■ Aim of the exercise
Your task is to output the data exactly as it stands.
··· Stored data ···
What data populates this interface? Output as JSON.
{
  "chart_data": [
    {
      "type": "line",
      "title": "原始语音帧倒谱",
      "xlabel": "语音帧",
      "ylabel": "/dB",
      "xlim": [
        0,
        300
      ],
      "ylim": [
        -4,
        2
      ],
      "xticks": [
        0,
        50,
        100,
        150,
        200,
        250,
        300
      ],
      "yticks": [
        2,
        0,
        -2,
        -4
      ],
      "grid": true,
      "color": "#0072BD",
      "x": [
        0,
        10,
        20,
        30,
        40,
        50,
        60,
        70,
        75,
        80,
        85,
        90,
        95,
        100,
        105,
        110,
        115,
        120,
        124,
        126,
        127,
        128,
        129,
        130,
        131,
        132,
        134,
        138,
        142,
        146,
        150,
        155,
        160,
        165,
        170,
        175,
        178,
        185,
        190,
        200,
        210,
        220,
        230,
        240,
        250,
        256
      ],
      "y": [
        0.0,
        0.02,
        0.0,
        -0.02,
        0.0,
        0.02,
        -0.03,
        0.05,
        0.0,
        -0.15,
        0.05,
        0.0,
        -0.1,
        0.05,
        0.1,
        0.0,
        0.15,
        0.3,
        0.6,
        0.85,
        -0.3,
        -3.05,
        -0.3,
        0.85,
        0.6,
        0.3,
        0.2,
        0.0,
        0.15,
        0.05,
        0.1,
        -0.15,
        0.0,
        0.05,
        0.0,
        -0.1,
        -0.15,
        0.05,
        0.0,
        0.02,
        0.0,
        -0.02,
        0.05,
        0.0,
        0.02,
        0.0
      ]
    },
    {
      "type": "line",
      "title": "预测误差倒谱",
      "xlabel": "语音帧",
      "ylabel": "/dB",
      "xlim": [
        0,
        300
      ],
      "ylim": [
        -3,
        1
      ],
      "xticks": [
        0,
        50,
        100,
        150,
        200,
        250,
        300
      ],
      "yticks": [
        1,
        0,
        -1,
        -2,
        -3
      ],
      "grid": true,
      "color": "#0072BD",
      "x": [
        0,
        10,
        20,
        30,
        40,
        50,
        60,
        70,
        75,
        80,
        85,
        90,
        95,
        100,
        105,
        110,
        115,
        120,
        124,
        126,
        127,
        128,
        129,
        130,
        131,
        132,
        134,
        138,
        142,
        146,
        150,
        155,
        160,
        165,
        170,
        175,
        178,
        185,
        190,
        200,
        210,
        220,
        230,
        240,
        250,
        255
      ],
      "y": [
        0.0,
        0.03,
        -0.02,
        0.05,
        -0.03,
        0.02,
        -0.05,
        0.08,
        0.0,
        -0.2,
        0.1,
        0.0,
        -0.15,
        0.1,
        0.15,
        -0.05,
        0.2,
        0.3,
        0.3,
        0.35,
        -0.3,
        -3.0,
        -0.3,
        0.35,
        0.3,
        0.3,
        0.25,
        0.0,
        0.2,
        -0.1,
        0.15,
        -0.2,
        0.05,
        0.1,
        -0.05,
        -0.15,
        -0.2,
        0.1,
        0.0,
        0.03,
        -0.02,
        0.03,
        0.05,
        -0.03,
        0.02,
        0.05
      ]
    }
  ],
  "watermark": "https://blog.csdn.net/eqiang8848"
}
···
■ Complete answer
What data populates this interface? Output as JSON.
{
  "chart_data": [
    {
      "type": "line",
      "title": "原始语音帧倒谱",
      "xlabel": "语音帧",
      "ylabel": "/dB",
      "xlim": [
        0,
        300
      ],
      "ylim": [
        -4,
        2
      ],
      "xticks": [
        0,
        50,
        100,
        150,
        200,
        250,
        300
      ],
      "yticks": [
        2,
        0,
        -2,
        -4
      ],
      "grid": true,
      "color": "#0072BD",
      "x": [
        0,
        10,
        20,
        30,
        40,
        50,
        60,
        70,
        75,
        80,
        85,
        90,
        95,
        100,
        105,
        110,
        115,
        120,
        124,
        126,
        127,
        128,
        129,
        130,
        131,
        132,
        134,
        138,
        142,
        146,
        150,
        155,
        160,
        165,
        170,
        175,
        178,
        185,
        190,
        200,
        210,
        220,
        230,
        240,
        250,
        256
      ],
      "y": [
        0.0,
        0.02,
        0.0,
        -0.02,
        0.0,
        0.02,
        -0.03,
        0.05,
        0.0,
        -0.15,
        0.05,
        0.0,
        -0.1,
        0.05,
        0.1,
        0.0,
        0.15,
        0.3,
        0.6,
        0.85,
        -0.3,
        -3.05,
        -0.3,
        0.85,
        0.6,
        0.3,
        0.2,
        0.0,
        0.15,
        0.05,
        0.1,
        -0.15,
        0.0,
        0.05,
        0.0,
        -0.1,
        -0.15,
        0.05,
        0.0,
        0.02,
        0.0,
        -0.02,
        0.05,
        0.0,
        0.02,
        0.0
      ]
    },
    {
      "type": "line",
      "title": "预测误差倒谱",
      "xlabel": "语音帧",
      "ylabel": "/dB",
      "xlim": [
        0,
        300
      ],
      "ylim": [
        -3,
        1
      ],
      "xticks": [
        0,
        50,
        100,
        150,
        200,
        250,
        300
      ],
      "yticks": [
        1,
        0,
        -1,
        -2,
        -3
      ],
      "grid": true,
      "color": "#0072BD",
      "x": [
        0,
        10,
        20,
        30,
        40,
        50,
        60,
        70,
        75,
        80,
        85,
        90,
        95,
        100,
        105,
        110,
        115,
        120,
        124,
        126,
        127,
        128,
        129,
        130,
        131,
        132,
        134,
        138,
        142,
        146,
        150,
        155,
        160,
        165,
        170,
        175,
        178,
        185,
        190,
        200,
        210,
        220,
        230,
        240,
        250,
        255
      ],
      "y": [
        0.0,
        0.03,
        -0.02,
        0.05,
        -0.03,
        0.02,
        -0.05,
        0.08,
        0.0,
        -0.2,
        0.1,
        0.0,
        -0.15,
        0.1,
        0.15,
        -0.05,
        0.2,
        0.3,
        0.3,
        0.35,
        -0.3,
        -3.0,
        -0.3,
        0.35,
        0.3,
        0.3,
        0.25,
        0.0,
        0.2,
        -0.1,
        0.15,
        -0.2,
        0.05,
        0.1,
        -0.05,
        -0.15,
        -0.2,
        0.1,
        0.0,
        0.03,
        -0.02,
        0.03,
        0.05,
        -0.03,
        0.02,
        0.05
      ]
    }
  ],
  "watermark": "https://blog.csdn.net/eqiang8848"
}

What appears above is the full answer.